▶ **Exercise brief**
Copy out all of the data exactly as it appears.

▶ **Dataset records**

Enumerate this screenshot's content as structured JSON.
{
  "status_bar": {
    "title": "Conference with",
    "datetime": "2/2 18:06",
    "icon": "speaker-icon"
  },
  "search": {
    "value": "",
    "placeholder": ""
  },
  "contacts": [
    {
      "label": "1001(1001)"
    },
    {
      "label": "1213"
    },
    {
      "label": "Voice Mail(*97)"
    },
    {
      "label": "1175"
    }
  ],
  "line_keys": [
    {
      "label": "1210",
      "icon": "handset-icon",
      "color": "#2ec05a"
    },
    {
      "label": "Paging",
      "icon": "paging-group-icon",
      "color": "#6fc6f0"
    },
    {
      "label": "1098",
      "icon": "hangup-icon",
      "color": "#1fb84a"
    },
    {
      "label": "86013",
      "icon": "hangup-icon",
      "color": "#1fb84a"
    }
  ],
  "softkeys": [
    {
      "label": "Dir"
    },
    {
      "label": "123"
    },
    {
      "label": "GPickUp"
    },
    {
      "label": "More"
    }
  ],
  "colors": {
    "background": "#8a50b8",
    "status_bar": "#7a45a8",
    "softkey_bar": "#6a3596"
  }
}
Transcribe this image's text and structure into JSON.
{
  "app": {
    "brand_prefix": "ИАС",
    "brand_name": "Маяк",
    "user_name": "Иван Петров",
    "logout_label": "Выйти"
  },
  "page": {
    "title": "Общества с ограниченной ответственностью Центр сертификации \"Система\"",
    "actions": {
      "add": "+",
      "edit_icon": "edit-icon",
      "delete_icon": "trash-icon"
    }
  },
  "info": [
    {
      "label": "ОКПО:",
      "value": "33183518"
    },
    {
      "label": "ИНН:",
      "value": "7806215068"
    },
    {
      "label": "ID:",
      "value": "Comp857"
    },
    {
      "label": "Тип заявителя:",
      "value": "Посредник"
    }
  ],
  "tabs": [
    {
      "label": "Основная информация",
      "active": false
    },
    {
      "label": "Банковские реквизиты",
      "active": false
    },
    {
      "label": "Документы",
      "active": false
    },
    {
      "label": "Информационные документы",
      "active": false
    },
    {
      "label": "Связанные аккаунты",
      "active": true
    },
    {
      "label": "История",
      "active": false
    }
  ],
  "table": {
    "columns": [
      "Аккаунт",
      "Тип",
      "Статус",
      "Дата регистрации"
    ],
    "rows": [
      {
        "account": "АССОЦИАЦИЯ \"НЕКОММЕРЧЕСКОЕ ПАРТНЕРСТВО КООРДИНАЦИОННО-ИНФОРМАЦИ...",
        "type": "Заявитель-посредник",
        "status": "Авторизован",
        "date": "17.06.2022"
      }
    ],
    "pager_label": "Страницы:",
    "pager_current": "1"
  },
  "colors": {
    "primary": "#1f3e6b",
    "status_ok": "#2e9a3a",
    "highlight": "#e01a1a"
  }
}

▶ **The completed task**
Enumerate this screenshot's content as structured JSON.
{
  "status_bar": {
    "title": "Conference with",
    "datetime": "2/2 18:06",
    "icon": "speaker-icon"
  },
  "search": {
    "value": "",
    "placeholder": ""
  },
  "contacts": [
    {
      "label": "1001(1001)"
    },
    {
      "label": "1213"
    },
    {
      "label": "Voice Mail(*97)"
    },
    {
      "label": "1175"
    }
  ],
  "line_keys": [
    {
      "label": "1210",
      "icon": "handset-icon",
      "color": "#2ec05a"
    },
    {
      "label": "Paging",
      "icon": "paging-group-icon",
      "color": "#6fc6f0"
    },
    {
      "label": "1098",
      "icon": "hangup-icon",
      "color": "#1fb84a"
    },
    {
      "label": "86013",
      "icon": "hangup-icon",
      "color": "#1fb84a"
    }
  ],
  "softkeys": [
    {
      "label": "Dir"
    },
    {
      "label": "123"
    },
    {
      "label": "GPickUp"
    },
    {
      "label": "More"
    }
  ],
  "colors": {
    "background": "#8a50b8",
    "status_bar": "#7a45a8",
    "softkey_bar": "#6a3596"
  }
}
Transcribe this image's text and structure into JSON.
{
  "app": {
    "brand_prefix": "ИАС",
    "brand_name": "Маяк",
    "user_name": "Иван Петров",
    "logout_label": "Выйти"
  },
  "page": {
    "title": "Общества с ограниченной ответственностью Центр сертификации \"Система\"",
    "actions": {
      "add": "+",
      "edit_icon": "edit-icon",
      "delete_icon": "trash-icon"
    }
  },
  "info": [
    {
      "label": "ОКПО:",
      "value": "33183518"
    },
    {
      "label": "ИНН:",
      "value": "7806215068"
    },
    {
      "label": "ID:",
      "value": "Comp857"
    },
    {
      "label": "Тип заявителя:",
      "value": "Посредник"
    }
  ],
  "tabs": [
    {
      "label": "Основная информация",
      "active": false
    },
    {
      "label": "Банковские реквизиты",
      "active": false
    },
    {
      "label": "Документы",
      "active": false
    },
    {
      "label": "Информационные документы",
      "active": false
    },
    {
      "label": "Связанные аккаунты",
      "active": true
    },
    {
      "label": "История",
      "active": false
    }
  ],
  "table": {
    "columns": [
      "Аккаунт",
      "Тип",
      "Статус",
      "Дата регистрации"
    ],
    "rows": [
      {
        "account": "АССОЦИАЦИЯ \"НЕКОММЕРЧЕСКОЕ ПАРТНЕРСТВО КООРДИНАЦИОННО-ИНФОРМАЦИ...",
        "type": "Заявитель-посредник",
        "status": "Авторизован",
        "date": "17.06.2022"
      }
    ],
    "pager_label": "Страницы:",
    "pager_current": "1"
  },
  "colors": {
    "primary": "#1f3e6b",
    "status_ok": "#2e9a3a",
    "highlight": "#e01a1a"
  }
}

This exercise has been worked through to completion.